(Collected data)
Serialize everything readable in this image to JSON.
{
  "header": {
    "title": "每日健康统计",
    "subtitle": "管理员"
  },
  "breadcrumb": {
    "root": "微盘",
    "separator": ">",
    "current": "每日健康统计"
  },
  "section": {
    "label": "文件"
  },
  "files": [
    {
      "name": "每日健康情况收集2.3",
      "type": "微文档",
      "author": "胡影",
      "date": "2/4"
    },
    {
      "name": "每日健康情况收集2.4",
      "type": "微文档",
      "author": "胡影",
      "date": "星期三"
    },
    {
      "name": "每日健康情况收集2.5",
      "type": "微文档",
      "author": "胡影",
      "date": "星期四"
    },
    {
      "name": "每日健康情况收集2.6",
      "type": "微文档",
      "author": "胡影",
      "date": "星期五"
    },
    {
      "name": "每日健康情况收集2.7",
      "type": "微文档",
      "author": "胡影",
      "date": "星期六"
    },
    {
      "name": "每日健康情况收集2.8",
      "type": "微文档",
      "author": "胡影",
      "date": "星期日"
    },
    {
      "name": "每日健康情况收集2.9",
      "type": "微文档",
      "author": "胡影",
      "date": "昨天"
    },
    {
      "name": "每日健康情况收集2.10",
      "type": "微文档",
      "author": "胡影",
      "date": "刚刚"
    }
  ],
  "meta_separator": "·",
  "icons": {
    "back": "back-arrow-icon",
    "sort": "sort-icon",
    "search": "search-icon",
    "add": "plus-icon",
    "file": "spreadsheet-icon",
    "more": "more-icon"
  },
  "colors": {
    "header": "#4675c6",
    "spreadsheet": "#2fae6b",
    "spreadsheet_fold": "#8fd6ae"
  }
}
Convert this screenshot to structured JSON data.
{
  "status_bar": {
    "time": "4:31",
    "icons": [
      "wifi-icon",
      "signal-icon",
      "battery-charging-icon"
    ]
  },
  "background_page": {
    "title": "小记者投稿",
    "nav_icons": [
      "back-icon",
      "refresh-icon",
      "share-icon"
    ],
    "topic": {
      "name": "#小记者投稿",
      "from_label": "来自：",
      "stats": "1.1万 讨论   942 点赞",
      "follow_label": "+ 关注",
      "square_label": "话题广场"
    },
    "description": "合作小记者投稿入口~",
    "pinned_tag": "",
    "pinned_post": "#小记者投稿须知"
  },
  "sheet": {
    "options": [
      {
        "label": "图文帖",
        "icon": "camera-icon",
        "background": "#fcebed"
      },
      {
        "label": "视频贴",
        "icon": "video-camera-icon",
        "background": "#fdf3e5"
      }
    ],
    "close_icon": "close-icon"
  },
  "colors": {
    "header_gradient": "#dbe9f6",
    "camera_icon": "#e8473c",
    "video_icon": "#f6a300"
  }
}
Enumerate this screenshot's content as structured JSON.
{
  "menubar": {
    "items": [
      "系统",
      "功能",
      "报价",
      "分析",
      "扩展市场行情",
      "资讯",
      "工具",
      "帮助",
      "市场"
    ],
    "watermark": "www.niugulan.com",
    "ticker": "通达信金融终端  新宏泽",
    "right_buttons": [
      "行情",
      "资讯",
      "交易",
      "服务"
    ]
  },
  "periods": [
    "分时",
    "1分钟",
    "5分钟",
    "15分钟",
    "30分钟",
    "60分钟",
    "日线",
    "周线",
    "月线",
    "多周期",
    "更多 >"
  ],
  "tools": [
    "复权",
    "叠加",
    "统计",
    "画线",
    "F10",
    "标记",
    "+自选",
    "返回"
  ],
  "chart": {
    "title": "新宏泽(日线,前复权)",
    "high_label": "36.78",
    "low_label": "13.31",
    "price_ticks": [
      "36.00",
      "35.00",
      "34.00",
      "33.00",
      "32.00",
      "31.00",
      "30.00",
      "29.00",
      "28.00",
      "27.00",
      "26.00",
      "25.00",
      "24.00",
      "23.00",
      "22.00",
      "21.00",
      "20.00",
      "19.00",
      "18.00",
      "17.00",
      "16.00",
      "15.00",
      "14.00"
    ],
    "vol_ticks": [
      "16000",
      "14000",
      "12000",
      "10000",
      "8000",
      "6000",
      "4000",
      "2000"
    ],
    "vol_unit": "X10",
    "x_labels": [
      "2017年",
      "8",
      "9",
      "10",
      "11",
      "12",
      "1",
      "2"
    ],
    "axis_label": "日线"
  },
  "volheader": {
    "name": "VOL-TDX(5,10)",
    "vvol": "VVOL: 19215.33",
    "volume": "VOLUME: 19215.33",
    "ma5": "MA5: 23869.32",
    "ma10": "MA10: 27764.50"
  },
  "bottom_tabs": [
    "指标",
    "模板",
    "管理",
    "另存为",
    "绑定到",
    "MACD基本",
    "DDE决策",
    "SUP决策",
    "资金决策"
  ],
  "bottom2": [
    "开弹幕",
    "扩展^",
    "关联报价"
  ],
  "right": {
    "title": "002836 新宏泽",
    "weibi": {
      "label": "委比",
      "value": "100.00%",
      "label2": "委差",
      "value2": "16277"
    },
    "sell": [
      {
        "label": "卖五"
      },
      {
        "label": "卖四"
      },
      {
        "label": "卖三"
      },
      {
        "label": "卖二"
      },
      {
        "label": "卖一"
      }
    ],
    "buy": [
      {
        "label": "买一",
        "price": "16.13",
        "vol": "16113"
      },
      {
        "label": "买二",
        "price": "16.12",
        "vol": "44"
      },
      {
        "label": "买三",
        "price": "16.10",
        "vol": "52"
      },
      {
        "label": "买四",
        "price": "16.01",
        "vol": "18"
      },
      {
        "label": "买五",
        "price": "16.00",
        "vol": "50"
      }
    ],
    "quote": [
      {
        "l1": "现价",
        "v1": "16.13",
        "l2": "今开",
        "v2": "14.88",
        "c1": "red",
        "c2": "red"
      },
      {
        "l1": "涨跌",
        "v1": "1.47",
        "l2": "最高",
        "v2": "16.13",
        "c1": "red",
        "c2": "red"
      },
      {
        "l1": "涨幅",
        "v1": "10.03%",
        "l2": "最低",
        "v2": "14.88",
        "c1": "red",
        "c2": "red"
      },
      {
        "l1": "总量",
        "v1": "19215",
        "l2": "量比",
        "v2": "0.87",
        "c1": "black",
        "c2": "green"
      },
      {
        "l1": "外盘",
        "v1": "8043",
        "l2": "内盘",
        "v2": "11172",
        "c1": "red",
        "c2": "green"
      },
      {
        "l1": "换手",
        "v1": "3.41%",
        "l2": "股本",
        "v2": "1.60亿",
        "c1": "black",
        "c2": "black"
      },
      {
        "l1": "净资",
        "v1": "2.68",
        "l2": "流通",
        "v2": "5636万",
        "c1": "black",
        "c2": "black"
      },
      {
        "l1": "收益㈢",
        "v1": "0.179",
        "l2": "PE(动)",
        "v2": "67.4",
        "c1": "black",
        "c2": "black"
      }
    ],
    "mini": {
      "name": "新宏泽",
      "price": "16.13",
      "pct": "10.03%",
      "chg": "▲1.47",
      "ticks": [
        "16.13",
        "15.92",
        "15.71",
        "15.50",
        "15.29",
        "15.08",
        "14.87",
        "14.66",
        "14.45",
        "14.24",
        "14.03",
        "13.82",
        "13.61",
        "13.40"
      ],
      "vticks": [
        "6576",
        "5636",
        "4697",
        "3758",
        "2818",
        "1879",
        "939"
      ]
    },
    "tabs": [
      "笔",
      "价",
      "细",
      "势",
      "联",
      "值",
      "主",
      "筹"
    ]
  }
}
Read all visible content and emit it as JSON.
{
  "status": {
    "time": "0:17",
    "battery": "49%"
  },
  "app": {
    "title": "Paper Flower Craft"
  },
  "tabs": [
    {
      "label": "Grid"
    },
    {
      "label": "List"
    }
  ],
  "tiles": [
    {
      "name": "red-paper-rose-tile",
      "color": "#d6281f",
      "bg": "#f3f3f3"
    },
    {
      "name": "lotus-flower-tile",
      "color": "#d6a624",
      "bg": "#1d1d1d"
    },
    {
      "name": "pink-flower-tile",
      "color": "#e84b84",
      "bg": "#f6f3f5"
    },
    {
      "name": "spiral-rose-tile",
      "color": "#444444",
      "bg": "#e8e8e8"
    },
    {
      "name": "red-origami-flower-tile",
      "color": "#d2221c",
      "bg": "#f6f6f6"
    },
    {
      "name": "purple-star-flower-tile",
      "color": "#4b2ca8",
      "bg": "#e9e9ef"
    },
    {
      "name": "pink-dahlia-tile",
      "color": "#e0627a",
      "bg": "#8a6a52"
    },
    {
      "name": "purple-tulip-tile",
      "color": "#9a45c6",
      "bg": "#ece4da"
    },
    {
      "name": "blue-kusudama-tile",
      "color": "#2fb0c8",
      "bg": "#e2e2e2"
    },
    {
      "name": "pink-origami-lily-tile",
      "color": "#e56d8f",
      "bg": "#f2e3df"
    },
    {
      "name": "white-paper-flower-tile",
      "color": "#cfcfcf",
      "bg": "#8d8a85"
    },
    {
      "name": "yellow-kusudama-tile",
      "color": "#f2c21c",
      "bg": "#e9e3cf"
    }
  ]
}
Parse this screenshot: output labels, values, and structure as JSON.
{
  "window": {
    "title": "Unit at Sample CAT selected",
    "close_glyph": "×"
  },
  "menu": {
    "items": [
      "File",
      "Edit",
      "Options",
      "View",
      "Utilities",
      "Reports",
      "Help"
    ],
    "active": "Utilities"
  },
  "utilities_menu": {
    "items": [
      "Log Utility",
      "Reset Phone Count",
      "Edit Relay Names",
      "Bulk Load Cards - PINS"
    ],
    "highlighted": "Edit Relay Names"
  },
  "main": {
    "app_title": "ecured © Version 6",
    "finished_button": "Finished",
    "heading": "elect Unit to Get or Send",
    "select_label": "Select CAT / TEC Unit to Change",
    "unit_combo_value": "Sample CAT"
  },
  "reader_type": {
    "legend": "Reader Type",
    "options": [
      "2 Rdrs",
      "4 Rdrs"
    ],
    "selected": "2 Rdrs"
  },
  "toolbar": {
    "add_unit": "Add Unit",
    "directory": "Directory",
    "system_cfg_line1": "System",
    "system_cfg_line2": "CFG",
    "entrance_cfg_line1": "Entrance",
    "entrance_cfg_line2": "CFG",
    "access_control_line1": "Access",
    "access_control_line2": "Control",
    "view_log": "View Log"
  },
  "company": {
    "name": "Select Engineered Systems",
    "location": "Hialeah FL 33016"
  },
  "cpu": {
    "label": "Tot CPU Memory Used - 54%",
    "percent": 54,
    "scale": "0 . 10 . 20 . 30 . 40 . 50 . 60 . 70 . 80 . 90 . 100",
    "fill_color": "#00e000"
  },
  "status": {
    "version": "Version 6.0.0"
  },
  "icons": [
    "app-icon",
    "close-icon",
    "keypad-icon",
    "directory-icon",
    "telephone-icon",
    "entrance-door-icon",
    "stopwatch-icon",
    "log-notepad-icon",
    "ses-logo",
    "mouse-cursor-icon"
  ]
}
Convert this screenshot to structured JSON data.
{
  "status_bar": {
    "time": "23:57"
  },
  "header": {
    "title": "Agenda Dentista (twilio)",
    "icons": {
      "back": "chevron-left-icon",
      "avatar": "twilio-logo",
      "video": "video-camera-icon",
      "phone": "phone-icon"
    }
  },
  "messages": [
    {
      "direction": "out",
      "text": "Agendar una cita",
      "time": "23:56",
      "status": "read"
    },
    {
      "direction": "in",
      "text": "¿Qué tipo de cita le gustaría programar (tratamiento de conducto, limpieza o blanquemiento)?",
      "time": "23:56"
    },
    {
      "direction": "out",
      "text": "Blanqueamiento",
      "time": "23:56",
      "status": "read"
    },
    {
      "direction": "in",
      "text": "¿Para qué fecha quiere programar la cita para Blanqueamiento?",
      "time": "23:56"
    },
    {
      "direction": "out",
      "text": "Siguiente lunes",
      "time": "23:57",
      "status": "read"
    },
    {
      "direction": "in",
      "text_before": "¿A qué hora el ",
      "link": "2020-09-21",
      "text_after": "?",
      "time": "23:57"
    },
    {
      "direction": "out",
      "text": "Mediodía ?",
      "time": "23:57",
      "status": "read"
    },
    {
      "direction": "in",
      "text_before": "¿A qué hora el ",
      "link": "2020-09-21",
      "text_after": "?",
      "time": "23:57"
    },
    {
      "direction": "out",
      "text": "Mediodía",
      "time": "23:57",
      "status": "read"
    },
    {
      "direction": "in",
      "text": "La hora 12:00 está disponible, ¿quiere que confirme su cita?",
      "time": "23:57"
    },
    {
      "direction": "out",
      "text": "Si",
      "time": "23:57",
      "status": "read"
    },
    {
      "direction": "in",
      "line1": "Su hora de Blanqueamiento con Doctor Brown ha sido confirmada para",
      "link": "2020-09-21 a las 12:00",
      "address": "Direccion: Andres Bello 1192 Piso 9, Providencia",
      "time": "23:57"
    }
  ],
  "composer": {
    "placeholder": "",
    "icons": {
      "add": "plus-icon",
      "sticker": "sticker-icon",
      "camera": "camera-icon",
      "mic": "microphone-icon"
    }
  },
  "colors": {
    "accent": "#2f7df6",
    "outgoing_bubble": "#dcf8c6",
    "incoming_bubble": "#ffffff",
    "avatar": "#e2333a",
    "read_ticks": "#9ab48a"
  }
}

■ THE TASK: In the lines above, locate the string "date". Copy every line where it occurs.

■ IN RESPONSE:
      "date": "2/4"
      "date": "星期三"
      "date": "星期四"
      "date": "星期五"
      "date": "星期六"
      "date": "星期日"
      "date": "昨天"
      "date": "刚刚"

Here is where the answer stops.